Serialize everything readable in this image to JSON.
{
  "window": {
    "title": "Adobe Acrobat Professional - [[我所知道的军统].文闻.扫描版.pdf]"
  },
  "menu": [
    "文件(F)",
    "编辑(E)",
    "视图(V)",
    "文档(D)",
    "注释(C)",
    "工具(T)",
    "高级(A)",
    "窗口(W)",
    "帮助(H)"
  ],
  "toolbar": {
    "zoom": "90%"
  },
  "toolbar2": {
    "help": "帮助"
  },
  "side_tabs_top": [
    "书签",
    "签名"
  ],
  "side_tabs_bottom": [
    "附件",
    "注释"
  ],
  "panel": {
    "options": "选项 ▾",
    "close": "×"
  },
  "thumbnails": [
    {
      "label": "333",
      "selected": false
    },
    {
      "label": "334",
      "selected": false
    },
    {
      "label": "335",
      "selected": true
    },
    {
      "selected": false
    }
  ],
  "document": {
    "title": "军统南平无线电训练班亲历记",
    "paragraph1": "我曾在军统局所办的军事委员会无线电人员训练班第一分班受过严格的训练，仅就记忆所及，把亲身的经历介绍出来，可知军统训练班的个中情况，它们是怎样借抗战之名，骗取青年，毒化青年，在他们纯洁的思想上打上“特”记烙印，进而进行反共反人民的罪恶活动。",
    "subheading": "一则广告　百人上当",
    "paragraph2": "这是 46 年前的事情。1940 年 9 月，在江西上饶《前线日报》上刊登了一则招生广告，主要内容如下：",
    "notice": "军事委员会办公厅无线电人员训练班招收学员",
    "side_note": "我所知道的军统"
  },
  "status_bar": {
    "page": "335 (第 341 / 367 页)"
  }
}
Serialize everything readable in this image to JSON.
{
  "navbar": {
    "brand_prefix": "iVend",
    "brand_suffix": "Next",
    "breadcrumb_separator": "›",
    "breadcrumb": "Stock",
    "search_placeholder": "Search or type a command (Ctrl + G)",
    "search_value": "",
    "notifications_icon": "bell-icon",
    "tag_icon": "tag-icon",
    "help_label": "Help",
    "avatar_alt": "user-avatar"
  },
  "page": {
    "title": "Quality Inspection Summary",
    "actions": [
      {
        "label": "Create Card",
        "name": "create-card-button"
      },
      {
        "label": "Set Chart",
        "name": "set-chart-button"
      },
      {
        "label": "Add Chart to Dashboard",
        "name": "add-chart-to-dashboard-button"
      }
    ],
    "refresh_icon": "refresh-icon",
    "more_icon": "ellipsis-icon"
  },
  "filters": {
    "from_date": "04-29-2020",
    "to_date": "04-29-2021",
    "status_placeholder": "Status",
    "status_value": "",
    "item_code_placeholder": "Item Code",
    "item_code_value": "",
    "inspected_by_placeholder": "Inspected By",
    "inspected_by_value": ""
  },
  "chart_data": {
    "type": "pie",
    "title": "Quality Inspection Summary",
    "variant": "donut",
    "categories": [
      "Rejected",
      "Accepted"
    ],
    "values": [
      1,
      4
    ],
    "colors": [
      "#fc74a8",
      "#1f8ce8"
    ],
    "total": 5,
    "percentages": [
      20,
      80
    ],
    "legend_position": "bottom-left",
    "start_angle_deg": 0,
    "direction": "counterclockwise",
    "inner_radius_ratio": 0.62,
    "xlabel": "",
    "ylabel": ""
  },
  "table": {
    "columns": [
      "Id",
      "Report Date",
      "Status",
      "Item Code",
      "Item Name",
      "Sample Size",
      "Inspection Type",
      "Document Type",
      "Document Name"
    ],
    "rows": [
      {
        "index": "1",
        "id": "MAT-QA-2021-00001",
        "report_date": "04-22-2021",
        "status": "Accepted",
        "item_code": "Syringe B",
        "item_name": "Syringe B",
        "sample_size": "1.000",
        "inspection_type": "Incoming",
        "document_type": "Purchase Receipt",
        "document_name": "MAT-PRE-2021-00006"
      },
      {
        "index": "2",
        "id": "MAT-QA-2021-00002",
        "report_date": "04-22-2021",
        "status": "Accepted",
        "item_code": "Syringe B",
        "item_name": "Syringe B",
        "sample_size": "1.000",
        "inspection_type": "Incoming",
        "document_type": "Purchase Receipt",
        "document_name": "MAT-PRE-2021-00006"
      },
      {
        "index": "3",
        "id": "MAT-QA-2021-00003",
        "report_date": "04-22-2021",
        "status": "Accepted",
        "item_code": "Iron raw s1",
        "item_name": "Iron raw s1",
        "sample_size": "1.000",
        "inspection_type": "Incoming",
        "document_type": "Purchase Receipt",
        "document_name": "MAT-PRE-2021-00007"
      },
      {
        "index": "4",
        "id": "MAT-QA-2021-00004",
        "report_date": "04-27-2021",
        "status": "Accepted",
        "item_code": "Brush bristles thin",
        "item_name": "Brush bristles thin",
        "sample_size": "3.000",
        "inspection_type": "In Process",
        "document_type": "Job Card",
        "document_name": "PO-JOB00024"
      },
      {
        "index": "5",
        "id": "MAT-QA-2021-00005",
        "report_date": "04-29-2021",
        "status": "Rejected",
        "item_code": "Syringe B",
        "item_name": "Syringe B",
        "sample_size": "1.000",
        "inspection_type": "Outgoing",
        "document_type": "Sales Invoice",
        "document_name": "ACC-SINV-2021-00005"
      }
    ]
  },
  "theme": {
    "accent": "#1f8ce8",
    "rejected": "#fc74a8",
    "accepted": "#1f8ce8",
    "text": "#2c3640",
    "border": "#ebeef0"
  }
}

PROBLEM → Which lines hold the word "bristles"? Copy each of them from the records.

EXPECTED ANSWER →
        "item_code": "Brush bristles thin",
        "item_name": "Brush bristles thin",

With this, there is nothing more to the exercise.